--- REQUIRED WORK ---
Check each line of the records below and collect those that include the word "chart".

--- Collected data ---
= = = =

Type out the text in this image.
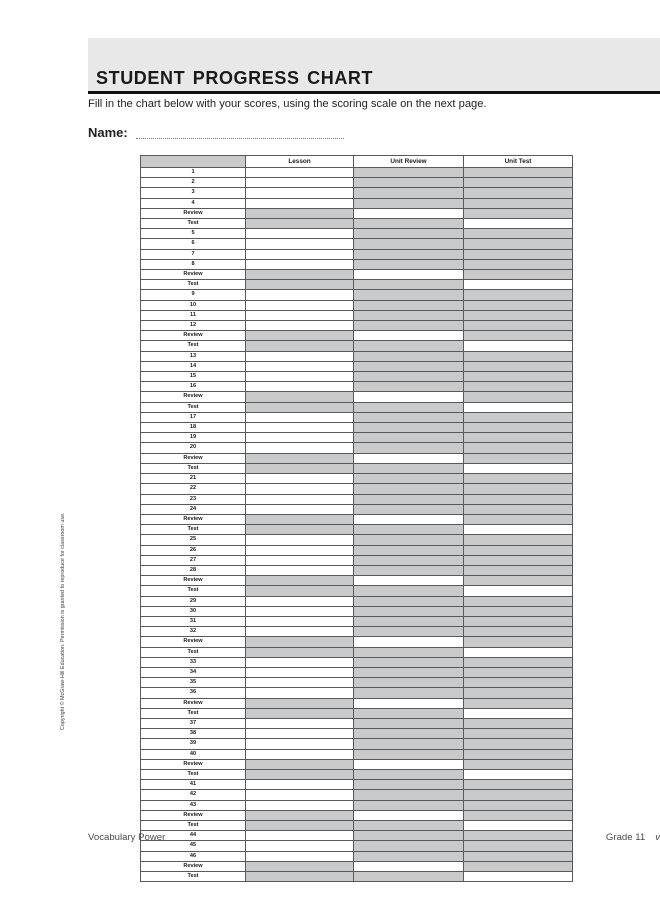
student progress chart
Fill in the chart below with your scores, using the scoring scale on the next page.
Name:
Copyright © McGraw-Hill Education. Permission is granted to reproduce for classroom use.
	Lesson	Unit Review	Unit Test
1			
2			
3			
4			
Review			
Test			
5			
6			
7			
8			
Review			
Test			
9			
10			
11			
12			
Review			
Test			
13			
14			
15			
16			
Review			
Test			
17			
18			
19			
20			
Review			
Test			
21			
22			
23			
24			
Review			
Test			
25			
26			
27			
28			
Review			
Test			
29			
30			
31			
32			
Review			
Test			
33			
34			
35			
36			
Review			
Test			
37			
38			
39			
40			
Review			
Test			
41			
42			
43			
Review			
Test			
44			
45			
46			
Review			
Test			
Vocabulary Power	Grade 11 v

= = = =

--- SOLUTION TO THE PROBLEM ---
student progress chart
Fill in the chart below with your scores, using the scoring scale on the next page.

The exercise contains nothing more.